— Start of Supplied passage —

I’ve been working with Clojure a fair amount in production projects and found myself writing a lot of tasks that required asyncronous calls, but knew that callbacks weren’t the answer, so I turned to Core Async to manage that work with channels.
When I first read through the rationale and walkthrough of core async, I thought I was all set up to start writing core.async-based code.
I was wrong. Core.Async is a library with a lot of dangerous edge cases, and if you don’t understand these edges, you’re in for a lot of trouble. The official documentation doesn’t cover these cases, so I’m going to lay out some of them out here, and talk about how to avoid them.
Edge One: Threadpool underneath the go macro
What’s wrong with this code?
(require '[clojure.core.async :as a])
(import 'java.util.concurrent.ArrayBlockingQueue)
(def queue (ArrayBlockingQueue. 10))
(dotimes [i 10] (a/go-loop [] (.put queue i) (recur)))

— End of Supplied passage —
— Start of Given data —

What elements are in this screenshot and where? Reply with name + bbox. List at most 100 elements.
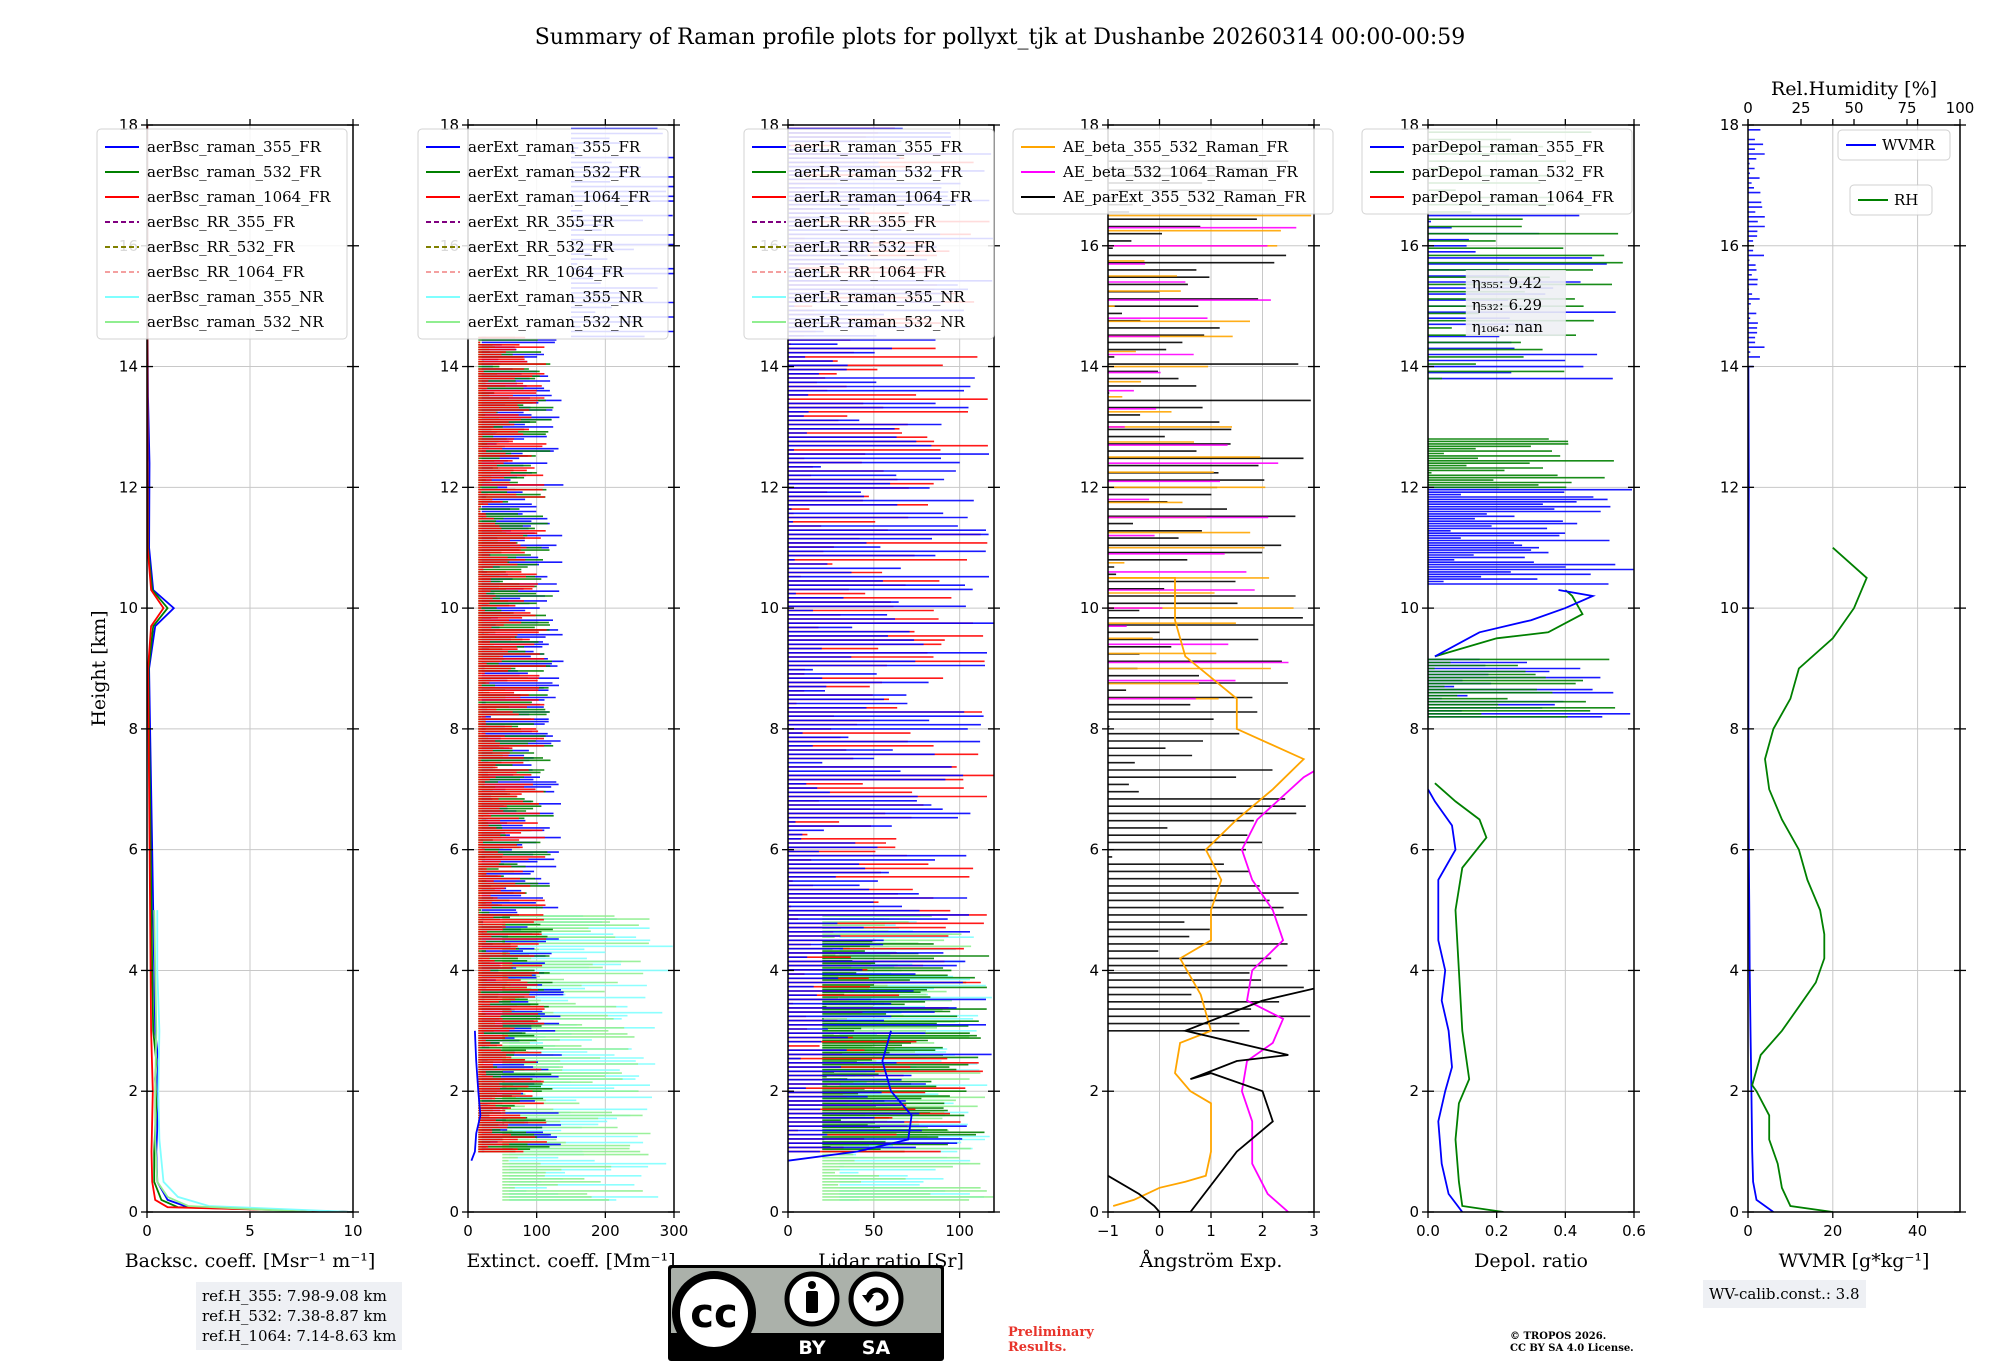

— End of Given data —

Jobs
• A. Translate this sentence from the core.async write-up into Spanish: "When I first read through the rationale and walkthrough of core async, I thought I was all set up to start writing core.async-based code."
• B. Answer these questions using the core.async write-up:
(i) What did the writer use Core Async to manage the work with?
(ii) What does the official documentation not cover?
(iii) Which Java class does the code import?
• C. Shorten the paragraph of the core.async write-up that begins "I was wrong." while keeping its main facts.

Outputs by task
• A. Cuando leí por primera vez la justificación y el recorrido guiado de core async, pensé que estaba listo para empezar a escribir código basado en core.async.

• B.
(i) Channels.
(ii) The dangerous edge cases of Core.Async.
(iii) java.util.concurrent.ArrayBlockingQueue.

• C. I was wrong: Core.Async has many dangerous edge cases that cause trouble if you don't understand them. Since the official documentation skips these cases, I'll describe some of them here and explain how to avoid them.